◆ THE TASK ◆
Pull out all lines from the listing below in which the word "工作亮点或创新举措" appears.

◆ STORED ROWS ◆
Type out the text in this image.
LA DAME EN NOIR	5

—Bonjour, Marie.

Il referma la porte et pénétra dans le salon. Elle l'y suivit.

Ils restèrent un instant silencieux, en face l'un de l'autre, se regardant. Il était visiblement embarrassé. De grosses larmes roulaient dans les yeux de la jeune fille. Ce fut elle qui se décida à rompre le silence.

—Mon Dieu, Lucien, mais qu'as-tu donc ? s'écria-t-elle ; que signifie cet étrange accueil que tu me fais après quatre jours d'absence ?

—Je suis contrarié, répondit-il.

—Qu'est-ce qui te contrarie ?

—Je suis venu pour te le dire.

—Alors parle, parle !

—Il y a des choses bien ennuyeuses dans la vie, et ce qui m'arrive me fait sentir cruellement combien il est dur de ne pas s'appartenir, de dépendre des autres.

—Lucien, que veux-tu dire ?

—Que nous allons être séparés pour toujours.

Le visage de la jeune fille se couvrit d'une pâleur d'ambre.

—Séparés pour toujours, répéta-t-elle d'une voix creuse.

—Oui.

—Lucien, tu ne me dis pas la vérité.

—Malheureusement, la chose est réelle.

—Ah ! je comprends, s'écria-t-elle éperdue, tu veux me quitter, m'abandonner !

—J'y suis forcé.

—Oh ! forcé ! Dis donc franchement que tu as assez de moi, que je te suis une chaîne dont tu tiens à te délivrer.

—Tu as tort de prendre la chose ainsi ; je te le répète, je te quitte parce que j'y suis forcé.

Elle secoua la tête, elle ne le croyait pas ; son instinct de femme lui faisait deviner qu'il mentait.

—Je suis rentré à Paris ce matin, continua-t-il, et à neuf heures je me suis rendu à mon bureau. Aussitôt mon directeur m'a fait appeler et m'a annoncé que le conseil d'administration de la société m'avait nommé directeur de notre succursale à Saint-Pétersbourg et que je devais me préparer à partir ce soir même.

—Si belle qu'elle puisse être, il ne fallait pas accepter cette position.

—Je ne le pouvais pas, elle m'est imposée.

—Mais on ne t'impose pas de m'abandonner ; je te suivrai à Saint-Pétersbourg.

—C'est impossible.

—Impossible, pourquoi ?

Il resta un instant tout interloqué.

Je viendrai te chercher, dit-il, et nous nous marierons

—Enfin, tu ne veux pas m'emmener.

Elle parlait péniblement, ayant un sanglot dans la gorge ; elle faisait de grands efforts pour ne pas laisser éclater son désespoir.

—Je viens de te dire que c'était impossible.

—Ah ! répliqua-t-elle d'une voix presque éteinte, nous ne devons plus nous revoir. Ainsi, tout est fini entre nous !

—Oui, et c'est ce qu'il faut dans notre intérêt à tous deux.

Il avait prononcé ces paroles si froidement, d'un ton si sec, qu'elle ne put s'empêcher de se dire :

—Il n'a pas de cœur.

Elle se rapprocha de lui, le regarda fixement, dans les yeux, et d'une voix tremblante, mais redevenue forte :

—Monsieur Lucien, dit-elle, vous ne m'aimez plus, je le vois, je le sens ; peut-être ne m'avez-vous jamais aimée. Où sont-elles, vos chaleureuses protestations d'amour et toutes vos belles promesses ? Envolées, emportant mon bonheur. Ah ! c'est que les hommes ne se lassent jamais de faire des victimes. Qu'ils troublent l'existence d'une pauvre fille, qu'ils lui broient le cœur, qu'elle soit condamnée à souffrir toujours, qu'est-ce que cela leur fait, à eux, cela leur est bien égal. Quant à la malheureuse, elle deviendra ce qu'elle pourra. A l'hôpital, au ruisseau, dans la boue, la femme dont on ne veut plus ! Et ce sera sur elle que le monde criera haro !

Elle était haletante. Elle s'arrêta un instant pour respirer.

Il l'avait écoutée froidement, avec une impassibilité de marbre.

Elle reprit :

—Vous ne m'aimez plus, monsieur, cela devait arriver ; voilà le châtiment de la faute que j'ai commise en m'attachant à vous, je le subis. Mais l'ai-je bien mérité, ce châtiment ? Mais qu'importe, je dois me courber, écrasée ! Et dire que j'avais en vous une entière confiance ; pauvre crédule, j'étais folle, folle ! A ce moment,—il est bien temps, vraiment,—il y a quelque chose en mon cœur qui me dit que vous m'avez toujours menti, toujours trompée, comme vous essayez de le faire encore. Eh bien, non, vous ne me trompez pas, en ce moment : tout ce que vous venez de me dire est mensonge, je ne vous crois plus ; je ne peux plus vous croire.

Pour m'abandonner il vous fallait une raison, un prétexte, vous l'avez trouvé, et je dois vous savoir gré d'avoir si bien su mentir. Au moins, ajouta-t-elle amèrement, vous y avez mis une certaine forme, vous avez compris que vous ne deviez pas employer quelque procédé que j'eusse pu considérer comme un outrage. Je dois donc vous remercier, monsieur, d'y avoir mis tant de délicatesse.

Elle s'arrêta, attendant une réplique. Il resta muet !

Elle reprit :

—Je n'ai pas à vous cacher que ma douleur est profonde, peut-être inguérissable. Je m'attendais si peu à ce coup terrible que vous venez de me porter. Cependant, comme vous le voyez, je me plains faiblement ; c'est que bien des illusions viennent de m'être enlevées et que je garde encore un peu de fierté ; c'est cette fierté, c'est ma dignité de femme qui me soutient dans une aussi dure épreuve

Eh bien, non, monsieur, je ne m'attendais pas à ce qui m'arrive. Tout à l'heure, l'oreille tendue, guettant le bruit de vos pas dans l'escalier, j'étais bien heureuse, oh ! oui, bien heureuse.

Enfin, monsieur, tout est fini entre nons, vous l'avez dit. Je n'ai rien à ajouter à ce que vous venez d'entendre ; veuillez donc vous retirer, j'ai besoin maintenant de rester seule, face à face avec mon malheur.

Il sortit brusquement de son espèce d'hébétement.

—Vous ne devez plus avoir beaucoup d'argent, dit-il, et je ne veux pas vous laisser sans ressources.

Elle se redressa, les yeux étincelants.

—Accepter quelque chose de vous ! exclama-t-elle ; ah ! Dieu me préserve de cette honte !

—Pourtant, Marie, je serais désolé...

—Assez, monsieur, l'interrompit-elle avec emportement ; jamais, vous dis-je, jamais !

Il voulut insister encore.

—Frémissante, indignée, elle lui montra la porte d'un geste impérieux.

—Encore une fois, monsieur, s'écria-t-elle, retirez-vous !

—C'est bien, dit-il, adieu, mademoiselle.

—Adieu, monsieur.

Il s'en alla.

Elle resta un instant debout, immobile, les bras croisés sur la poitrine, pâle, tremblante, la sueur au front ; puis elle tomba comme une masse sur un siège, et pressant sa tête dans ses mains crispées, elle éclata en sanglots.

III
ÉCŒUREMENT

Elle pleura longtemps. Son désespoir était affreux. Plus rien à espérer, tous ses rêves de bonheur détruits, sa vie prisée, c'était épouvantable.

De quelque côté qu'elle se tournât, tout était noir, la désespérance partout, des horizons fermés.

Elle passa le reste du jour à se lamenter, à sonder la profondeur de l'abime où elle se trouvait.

---

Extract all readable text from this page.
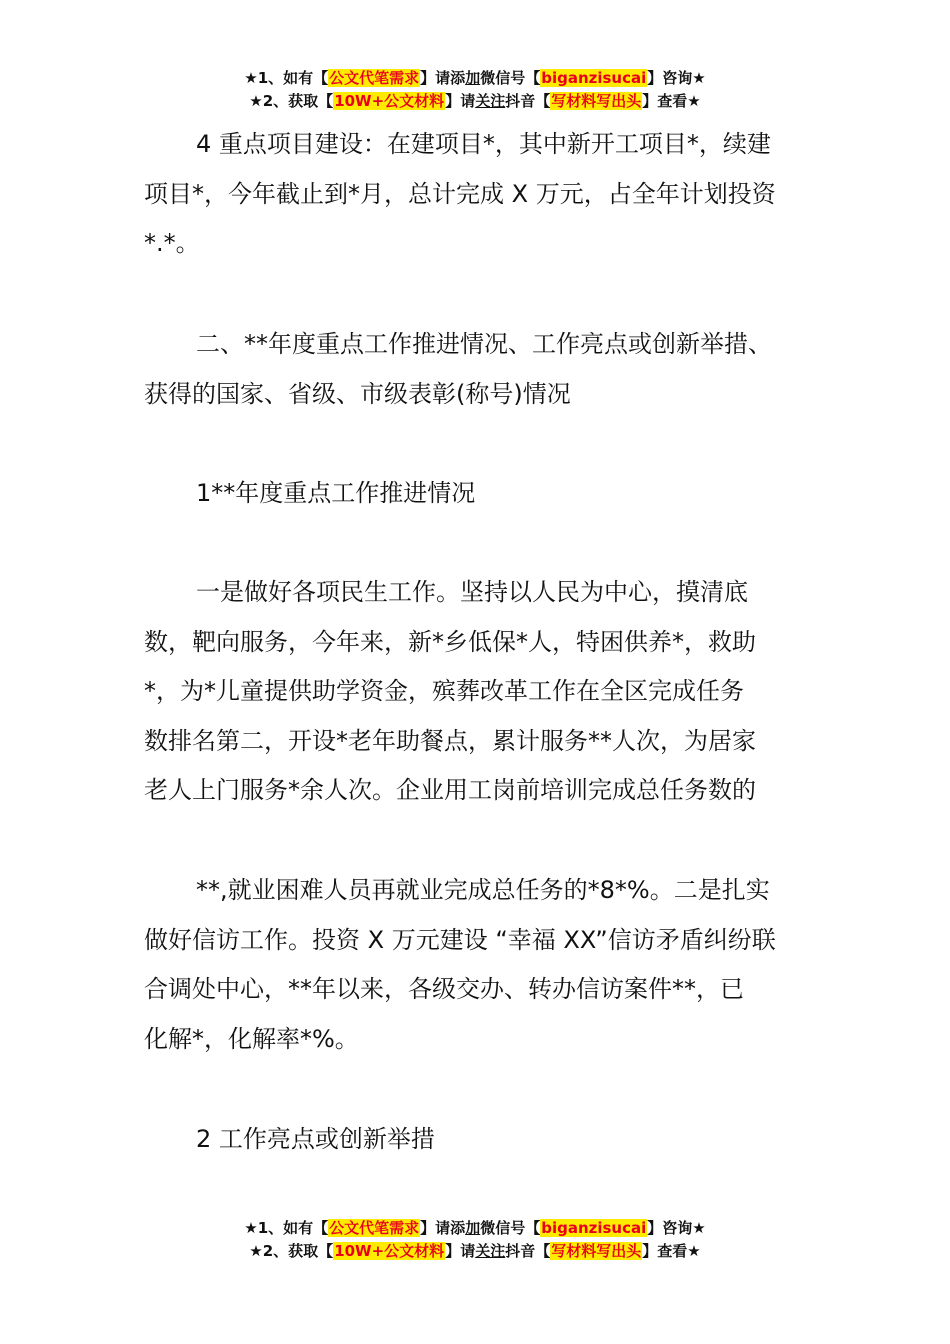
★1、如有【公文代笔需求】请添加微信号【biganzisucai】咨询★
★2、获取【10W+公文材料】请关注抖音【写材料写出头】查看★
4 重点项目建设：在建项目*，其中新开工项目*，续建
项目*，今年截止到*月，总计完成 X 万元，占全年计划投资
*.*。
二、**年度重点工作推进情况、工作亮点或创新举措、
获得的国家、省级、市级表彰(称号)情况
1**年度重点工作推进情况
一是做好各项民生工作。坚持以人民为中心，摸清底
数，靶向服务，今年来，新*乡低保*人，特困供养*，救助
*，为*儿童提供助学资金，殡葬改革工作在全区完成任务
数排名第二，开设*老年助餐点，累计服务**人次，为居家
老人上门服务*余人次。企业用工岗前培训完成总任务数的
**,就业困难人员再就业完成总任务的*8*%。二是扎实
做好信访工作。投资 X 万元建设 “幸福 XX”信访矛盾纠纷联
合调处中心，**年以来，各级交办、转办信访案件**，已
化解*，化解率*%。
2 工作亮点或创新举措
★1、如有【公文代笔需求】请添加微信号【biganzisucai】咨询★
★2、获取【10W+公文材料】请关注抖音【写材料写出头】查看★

◆ ANSWER TO THIS PROBLEM ◆
二、**年度重点工作推进情况、工作亮点或创新举措、
2 工作亮点或创新举措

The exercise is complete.